Problem statement: Read the lines below. Copy out any that hold the string "cloudfunctions".

══════════

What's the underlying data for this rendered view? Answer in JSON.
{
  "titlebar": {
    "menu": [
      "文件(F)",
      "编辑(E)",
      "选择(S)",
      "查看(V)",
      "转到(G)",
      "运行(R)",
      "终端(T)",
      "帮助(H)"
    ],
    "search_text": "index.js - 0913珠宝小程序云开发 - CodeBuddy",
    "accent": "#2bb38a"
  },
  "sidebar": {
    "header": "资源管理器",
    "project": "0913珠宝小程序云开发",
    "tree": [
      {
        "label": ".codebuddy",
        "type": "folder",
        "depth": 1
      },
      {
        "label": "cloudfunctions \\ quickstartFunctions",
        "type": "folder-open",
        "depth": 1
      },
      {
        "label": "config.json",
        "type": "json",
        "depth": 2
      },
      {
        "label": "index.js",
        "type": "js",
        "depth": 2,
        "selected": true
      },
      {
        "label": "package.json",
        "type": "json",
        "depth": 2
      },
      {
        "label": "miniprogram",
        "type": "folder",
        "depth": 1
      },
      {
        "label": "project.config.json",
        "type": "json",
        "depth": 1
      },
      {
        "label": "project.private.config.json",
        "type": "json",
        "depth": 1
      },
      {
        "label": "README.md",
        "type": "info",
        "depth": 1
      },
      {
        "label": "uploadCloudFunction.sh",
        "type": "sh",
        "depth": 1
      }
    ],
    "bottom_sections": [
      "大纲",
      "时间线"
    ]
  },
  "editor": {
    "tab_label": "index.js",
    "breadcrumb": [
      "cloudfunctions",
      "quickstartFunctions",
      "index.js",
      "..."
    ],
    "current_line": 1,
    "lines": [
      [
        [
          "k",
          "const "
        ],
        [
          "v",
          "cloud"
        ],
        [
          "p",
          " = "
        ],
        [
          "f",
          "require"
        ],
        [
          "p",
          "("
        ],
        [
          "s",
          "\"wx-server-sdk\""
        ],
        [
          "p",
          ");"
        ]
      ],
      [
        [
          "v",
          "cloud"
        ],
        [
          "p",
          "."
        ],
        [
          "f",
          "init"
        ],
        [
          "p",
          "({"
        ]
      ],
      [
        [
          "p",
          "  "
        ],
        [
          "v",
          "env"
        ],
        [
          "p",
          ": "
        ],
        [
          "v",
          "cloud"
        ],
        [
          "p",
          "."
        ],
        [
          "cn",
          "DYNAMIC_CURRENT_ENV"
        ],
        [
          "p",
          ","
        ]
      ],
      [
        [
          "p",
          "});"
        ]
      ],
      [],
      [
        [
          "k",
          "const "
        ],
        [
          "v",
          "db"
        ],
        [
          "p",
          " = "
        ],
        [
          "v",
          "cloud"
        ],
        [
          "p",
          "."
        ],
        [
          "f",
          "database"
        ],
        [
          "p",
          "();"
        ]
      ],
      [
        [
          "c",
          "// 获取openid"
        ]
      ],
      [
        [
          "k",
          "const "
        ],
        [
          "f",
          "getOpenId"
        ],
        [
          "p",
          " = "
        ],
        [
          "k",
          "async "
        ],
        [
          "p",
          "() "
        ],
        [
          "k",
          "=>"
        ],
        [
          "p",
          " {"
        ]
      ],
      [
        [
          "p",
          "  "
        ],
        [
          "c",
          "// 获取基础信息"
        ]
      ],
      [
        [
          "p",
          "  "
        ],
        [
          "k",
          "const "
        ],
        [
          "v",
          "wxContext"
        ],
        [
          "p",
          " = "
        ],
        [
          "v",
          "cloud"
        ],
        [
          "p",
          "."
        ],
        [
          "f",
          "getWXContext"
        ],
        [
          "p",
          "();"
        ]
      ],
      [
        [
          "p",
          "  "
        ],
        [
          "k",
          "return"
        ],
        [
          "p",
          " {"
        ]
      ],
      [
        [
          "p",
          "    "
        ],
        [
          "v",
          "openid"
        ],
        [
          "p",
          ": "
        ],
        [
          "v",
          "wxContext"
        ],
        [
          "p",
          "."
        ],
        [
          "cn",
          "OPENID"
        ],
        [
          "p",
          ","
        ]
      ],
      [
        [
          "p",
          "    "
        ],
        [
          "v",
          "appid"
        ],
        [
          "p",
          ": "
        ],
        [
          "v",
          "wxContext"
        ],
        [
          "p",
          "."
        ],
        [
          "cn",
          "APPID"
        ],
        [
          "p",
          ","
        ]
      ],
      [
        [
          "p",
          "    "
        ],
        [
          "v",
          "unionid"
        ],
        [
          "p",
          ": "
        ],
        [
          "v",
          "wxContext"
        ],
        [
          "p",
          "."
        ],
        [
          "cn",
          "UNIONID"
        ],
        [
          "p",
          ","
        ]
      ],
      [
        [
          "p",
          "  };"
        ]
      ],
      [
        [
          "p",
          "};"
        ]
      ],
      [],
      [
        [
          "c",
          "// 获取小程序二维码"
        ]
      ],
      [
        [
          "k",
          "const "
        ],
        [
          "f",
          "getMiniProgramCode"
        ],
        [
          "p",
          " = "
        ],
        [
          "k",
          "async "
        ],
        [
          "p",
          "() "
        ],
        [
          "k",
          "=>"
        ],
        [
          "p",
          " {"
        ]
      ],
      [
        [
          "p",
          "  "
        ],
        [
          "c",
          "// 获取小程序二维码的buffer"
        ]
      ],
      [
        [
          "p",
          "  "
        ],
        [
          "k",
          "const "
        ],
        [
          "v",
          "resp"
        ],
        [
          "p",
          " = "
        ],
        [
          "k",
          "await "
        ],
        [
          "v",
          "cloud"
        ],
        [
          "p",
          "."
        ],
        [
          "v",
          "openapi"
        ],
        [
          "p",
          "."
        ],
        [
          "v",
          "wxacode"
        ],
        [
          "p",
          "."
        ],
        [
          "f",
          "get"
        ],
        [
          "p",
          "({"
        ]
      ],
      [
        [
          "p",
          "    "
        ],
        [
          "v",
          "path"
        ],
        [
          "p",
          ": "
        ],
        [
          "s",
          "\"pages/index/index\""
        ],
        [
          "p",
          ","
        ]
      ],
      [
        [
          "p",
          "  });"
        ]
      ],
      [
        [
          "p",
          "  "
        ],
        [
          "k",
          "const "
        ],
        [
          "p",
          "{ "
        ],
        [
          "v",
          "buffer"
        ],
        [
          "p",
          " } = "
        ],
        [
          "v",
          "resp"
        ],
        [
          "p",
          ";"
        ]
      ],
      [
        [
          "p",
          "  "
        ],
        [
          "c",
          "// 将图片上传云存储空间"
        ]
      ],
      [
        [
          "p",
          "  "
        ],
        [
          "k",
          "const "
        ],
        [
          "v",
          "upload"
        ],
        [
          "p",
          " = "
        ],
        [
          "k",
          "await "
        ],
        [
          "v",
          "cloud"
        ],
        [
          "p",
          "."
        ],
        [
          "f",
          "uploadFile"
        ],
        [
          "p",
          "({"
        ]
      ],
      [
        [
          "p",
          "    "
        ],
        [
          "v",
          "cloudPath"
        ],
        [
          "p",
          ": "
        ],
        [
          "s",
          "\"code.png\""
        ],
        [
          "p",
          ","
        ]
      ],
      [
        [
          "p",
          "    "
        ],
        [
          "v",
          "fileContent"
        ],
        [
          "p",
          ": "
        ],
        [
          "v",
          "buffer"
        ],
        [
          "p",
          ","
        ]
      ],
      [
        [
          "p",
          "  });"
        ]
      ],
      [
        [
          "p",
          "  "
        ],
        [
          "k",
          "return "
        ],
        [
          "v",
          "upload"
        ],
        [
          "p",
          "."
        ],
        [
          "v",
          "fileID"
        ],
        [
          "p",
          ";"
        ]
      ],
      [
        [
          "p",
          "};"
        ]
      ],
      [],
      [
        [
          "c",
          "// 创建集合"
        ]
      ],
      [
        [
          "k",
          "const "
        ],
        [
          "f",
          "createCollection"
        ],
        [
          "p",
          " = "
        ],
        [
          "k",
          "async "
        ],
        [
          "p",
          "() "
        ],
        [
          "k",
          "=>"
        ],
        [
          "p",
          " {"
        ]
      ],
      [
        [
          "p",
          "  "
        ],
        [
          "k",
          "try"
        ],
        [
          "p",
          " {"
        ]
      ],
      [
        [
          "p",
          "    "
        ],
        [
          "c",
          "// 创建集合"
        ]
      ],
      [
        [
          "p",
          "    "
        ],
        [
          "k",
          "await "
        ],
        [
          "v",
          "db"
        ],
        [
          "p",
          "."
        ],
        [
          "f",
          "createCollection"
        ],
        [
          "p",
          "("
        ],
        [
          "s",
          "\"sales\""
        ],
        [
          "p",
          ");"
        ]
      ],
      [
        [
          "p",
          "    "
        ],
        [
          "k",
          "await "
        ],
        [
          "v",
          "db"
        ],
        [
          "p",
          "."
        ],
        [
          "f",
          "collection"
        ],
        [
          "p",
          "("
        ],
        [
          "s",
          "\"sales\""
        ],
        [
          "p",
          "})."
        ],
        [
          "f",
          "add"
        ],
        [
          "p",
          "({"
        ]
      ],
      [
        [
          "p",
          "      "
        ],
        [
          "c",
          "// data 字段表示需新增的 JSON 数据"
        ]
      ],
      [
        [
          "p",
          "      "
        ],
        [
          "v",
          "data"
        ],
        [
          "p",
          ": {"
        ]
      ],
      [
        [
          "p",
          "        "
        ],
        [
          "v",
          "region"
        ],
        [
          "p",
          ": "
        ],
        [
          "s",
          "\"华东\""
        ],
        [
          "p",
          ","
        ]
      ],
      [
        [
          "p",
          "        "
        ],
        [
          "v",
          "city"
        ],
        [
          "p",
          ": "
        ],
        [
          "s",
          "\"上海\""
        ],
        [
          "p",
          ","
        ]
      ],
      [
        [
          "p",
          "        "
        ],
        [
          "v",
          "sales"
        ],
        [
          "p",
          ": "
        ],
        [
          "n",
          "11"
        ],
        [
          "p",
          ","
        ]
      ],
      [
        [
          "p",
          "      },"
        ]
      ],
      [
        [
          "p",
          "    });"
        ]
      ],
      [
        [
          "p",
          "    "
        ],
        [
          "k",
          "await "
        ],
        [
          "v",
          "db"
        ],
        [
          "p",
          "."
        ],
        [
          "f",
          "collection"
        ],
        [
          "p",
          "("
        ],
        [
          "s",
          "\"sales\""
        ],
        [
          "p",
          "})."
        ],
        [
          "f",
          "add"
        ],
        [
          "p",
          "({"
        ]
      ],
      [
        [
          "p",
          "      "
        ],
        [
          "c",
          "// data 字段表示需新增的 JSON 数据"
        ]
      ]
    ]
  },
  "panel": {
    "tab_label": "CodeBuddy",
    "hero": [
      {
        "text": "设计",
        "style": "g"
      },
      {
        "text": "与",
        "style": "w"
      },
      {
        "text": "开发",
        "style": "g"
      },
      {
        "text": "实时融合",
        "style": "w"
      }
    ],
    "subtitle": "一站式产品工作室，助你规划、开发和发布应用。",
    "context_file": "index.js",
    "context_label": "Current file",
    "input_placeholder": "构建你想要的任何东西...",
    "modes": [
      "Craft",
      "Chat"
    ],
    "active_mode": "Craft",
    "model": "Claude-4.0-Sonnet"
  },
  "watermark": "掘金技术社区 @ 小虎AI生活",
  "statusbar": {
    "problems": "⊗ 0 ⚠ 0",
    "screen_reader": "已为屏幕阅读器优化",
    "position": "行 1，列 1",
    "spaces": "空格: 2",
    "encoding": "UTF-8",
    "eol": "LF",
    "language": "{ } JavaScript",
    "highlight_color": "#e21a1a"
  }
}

══════════

Answer:
        "label": "cloudfunctions \\ quickstartFunctions",
      "cloudfunctions",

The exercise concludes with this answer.